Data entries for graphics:
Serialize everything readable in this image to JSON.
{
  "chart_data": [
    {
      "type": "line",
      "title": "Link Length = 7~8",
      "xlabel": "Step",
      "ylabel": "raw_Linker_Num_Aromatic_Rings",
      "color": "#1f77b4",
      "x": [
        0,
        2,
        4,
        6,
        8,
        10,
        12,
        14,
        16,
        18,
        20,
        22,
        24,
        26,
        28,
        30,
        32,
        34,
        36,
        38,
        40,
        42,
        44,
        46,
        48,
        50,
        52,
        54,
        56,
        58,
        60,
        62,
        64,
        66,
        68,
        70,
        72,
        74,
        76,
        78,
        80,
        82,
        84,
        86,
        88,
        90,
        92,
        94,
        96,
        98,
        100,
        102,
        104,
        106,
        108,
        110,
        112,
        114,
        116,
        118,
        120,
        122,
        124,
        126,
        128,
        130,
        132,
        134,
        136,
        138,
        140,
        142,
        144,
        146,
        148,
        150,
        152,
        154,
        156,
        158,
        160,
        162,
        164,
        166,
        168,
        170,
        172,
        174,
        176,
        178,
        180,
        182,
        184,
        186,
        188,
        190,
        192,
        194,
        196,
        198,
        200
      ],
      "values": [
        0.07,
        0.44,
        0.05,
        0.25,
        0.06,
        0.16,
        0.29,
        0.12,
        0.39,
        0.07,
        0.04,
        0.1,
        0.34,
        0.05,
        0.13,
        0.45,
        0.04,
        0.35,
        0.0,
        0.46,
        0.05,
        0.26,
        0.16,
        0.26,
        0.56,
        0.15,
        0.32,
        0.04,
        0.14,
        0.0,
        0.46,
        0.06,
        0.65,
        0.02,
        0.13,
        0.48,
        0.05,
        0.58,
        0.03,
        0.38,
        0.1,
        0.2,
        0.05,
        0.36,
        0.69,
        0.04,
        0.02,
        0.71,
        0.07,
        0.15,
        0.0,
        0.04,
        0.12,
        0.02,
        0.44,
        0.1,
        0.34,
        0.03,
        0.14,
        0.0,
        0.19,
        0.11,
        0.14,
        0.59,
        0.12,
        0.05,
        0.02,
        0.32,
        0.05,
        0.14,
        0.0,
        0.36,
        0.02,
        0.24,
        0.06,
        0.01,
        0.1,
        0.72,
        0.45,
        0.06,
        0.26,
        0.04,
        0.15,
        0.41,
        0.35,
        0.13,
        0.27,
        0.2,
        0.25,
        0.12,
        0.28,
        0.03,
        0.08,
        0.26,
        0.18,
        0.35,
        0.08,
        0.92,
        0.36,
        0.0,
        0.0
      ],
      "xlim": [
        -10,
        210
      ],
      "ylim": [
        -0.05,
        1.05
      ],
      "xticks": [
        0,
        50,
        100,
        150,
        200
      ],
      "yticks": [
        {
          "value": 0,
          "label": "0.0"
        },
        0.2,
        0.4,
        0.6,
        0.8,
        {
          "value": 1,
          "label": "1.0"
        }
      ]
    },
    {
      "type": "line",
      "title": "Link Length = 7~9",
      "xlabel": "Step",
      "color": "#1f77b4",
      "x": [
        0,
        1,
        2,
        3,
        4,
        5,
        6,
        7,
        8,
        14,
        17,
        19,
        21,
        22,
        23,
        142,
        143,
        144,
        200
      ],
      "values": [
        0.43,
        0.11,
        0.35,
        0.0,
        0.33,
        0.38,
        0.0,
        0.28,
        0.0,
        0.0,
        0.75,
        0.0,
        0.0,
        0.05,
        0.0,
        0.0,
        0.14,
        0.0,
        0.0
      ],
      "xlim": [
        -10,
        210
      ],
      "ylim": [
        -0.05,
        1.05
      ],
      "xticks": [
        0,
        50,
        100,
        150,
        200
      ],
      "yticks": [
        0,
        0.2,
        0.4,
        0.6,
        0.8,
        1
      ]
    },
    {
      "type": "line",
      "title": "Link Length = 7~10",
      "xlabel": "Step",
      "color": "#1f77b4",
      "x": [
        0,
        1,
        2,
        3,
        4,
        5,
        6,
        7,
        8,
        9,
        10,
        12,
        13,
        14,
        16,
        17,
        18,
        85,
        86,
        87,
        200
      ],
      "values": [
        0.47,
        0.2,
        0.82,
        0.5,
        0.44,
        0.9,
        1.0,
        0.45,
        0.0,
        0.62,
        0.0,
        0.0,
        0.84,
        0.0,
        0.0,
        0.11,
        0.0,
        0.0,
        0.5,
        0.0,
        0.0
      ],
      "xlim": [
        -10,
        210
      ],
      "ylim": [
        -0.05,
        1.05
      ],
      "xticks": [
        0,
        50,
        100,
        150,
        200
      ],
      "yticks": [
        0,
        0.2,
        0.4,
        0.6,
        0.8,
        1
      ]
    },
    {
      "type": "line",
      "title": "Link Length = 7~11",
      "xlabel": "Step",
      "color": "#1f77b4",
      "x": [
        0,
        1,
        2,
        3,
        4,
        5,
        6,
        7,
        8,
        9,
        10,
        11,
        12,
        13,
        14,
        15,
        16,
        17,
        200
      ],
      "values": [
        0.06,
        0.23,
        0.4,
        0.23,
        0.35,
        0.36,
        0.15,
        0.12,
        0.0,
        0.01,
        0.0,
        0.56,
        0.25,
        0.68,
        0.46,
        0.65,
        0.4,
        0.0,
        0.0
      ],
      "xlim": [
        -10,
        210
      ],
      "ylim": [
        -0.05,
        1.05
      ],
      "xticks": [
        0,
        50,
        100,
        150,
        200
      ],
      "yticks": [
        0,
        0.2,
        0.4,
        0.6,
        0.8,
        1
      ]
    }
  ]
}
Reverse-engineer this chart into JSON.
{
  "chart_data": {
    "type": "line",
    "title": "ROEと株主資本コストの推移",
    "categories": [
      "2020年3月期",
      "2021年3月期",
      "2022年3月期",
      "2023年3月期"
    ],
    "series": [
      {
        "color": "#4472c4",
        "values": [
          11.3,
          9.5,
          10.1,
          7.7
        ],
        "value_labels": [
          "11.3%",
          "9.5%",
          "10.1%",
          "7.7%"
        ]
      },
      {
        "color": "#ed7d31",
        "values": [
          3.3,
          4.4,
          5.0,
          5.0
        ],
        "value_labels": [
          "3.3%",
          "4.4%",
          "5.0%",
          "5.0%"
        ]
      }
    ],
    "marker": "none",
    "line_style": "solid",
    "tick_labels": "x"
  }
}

# TASK DIRECTIONS:
Write out the entries above once more, without altering anything.

# WRITTEN ANSWER:
Serialize everything readable in this image to JSON.
{
  "chart_data": [
    {
      "type": "line",
      "title": "Link Length = 7~8",
      "xlabel": "Step",
      "ylabel": "raw_Linker_Num_Aromatic_Rings",
      "color": "#1f77b4",
      "x": [
        0,
        2,
        4,
        6,
        8,
        10,
        12,
        14,
        16,
        18,
        20,
        22,
        24,
        26,
        28,
        30,
        32,
        34,
        36,
        38,
        40,
        42,
        44,
        46,
        48,
        50,
        52,
        54,
        56,
        58,
        60,
        62,
        64,
        66,
        68,
        70,
        72,
        74,
        76,
        78,
        80,
        82,
        84,
        86,
        88,
        90,
        92,
        94,
        96,
        98,
        100,
        102,
        104,
        106,
        108,
        110,
        112,
        114,
        116,
        118,
        120,
        122,
        124,
        126,
        128,
        130,
        132,
        134,
        136,
        138,
        140,
        142,
        144,
        146,
        148,
        150,
        152,
        154,
        156,
        158,
        160,
        162,
        164,
        166,
        168,
        170,
        172,
        174,
        176,
        178,
        180,
        182,
        184,
        186,
        188,
        190,
        192,
        194,
        196,
        198,
        200
      ],
      "values": [
        0.07,
        0.44,
        0.05,
        0.25,
        0.06,
        0.16,
        0.29,
        0.12,
        0.39,
        0.07,
        0.04,
        0.1,
        0.34,
        0.05,
        0.13,
        0.45,
        0.04,
        0.35,
        0.0,
        0.46,
        0.05,
        0.26,
        0.16,
        0.26,
        0.56,
        0.15,
        0.32,
        0.04,
        0.14,
        0.0,
        0.46,
        0.06,
        0.65,
        0.02,
        0.13,
        0.48,
        0.05,
        0.58,
        0.03,
        0.38,
        0.1,
        0.2,
        0.05,
        0.36,
        0.69,
        0.04,
        0.02,
        0.71,
        0.07,
        0.15,
        0.0,
        0.04,
        0.12,
        0.02,
        0.44,
        0.1,
        0.34,
        0.03,
        0.14,
        0.0,
        0.19,
        0.11,
        0.14,
        0.59,
        0.12,
        0.05,
        0.02,
        0.32,
        0.05,
        0.14,
        0.0,
        0.36,
        0.02,
        0.24,
        0.06,
        0.01,
        0.1,
        0.72,
        0.45,
        0.06,
        0.26,
        0.04,
        0.15,
        0.41,
        0.35,
        0.13,
        0.27,
        0.2,
        0.25,
        0.12,
        0.28,
        0.03,
        0.08,
        0.26,
        0.18,
        0.35,
        0.08,
        0.92,
        0.36,
        0.0,
        0.0
      ],
      "xlim": [
        -10,
        210
      ],
      "ylim": [
        -0.05,
        1.05
      ],
      "xticks": [
        0,
        50,
        100,
        150,
        200
      ],
      "yticks": [
        {
          "value": 0,
          "label": "0.0"
        },
        0.2,
        0.4,
        0.6,
        0.8,
        {
          "value": 1,
          "label": "1.0"
        }
      ]
    },
    {
      "type": "line",
      "title": "Link Length = 7~9",
      "xlabel": "Step",
      "color": "#1f77b4",
      "x": [
        0,
        1,
        2,
        3,
        4,
        5,
        6,
        7,
        8,
        14,
        17,
        19,
        21,
        22,
        23,
        142,
        143,
        144,
        200
      ],
      "values": [
        0.43,
        0.11,
        0.35,
        0.0,
        0.33,
        0.38,
        0.0,
        0.28,
        0.0,
        0.0,
        0.75,
        0.0,
        0.0,
        0.05,
        0.0,
        0.0,
        0.14,
        0.0,
        0.0
      ],
      "xlim": [
        -10,
        210
      ],
      "ylim": [
        -0.05,
        1.05
      ],
      "xticks": [
        0,
        50,
        100,
        150,
        200
      ],
      "yticks": [
        0,
        0.2,
        0.4,
        0.6,
        0.8,
        1
      ]
    },
    {
      "type": "line",
      "title": "Link Length = 7~10",
      "xlabel": "Step",
      "color": "#1f77b4",
      "x": [
        0,
        1,
        2,
        3,
        4,
        5,
        6,
        7,
        8,
        9,
        10,
        12,
        13,
        14,
        16,
        17,
        18,
        85,
        86,
        87,
        200
      ],
      "values": [
        0.47,
        0.2,
        0.82,
        0.5,
        0.44,
        0.9,
        1.0,
        0.45,
        0.0,
        0.62,
        0.0,
        0.0,
        0.84,
        0.0,
        0.0,
        0.11,
        0.0,
        0.0,
        0.5,
        0.0,
        0.0
      ],
      "xlim": [
        -10,
        210
      ],
      "ylim": [
        -0.05,
        1.05
      ],
      "xticks": [
        0,
        50,
        100,
        150,
        200
      ],
      "yticks": [
        0,
        0.2,
        0.4,
        0.6,
        0.8,
        1
      ]
    },
    {
      "type": "line",
      "title": "Link Length = 7~11",
      "xlabel": "Step",
      "color": "#1f77b4",
      "x": [
        0,
        1,
        2,
        3,
        4,
        5,
        6,
        7,
        8,
        9,
        10,
        11,
        12,
        13,
        14,
        15,
        16,
        17,
        200
      ],
      "values": [
        0.06,
        0.23,
        0.4,
        0.23,
        0.35,
        0.36,
        0.15,
        0.12,
        0.0,
        0.01,
        0.0,
        0.56,
        0.25,
        0.68,
        0.46,
        0.65,
        0.4,
        0.0,
        0.0
      ],
      "xlim": [
        -10,
        210
      ],
      "ylim": [
        -0.05,
        1.05
      ],
      "xticks": [
        0,
        50,
        100,
        150,
        200
      ],
      "yticks": [
        0,
        0.2,
        0.4,
        0.6,
        0.8,
        1
      ]
    }
  ]
}
Reverse-engineer this chart into JSON.
{
  "chart_data": {
    "type": "line",
    "title": "ROEと株主資本コストの推移",
    "categories": [
      "2020年3月期",
      "2021年3月期",
      "2022年3月期",
      "2023年3月期"
    ],
    "series": [
      {
        "color": "#4472c4",
        "values": [
          11.3,
          9.5,
          10.1,
          7.7
        ],
        "value_labels": [
          "11.3%",
          "9.5%",
          "10.1%",
          "7.7%"
        ]
      },
      {
        "color": "#ed7d31",
        "values": [
          3.3,
          4.4,
          5.0,
          5.0
        ],
        "value_labels": [
          "3.3%",
          "4.4%",
          "5.0%",
          "5.0%"
        ]
      }
    ],
    "marker": "none",
    "line_style": "solid",
    "tick_labels": "x"
  }
}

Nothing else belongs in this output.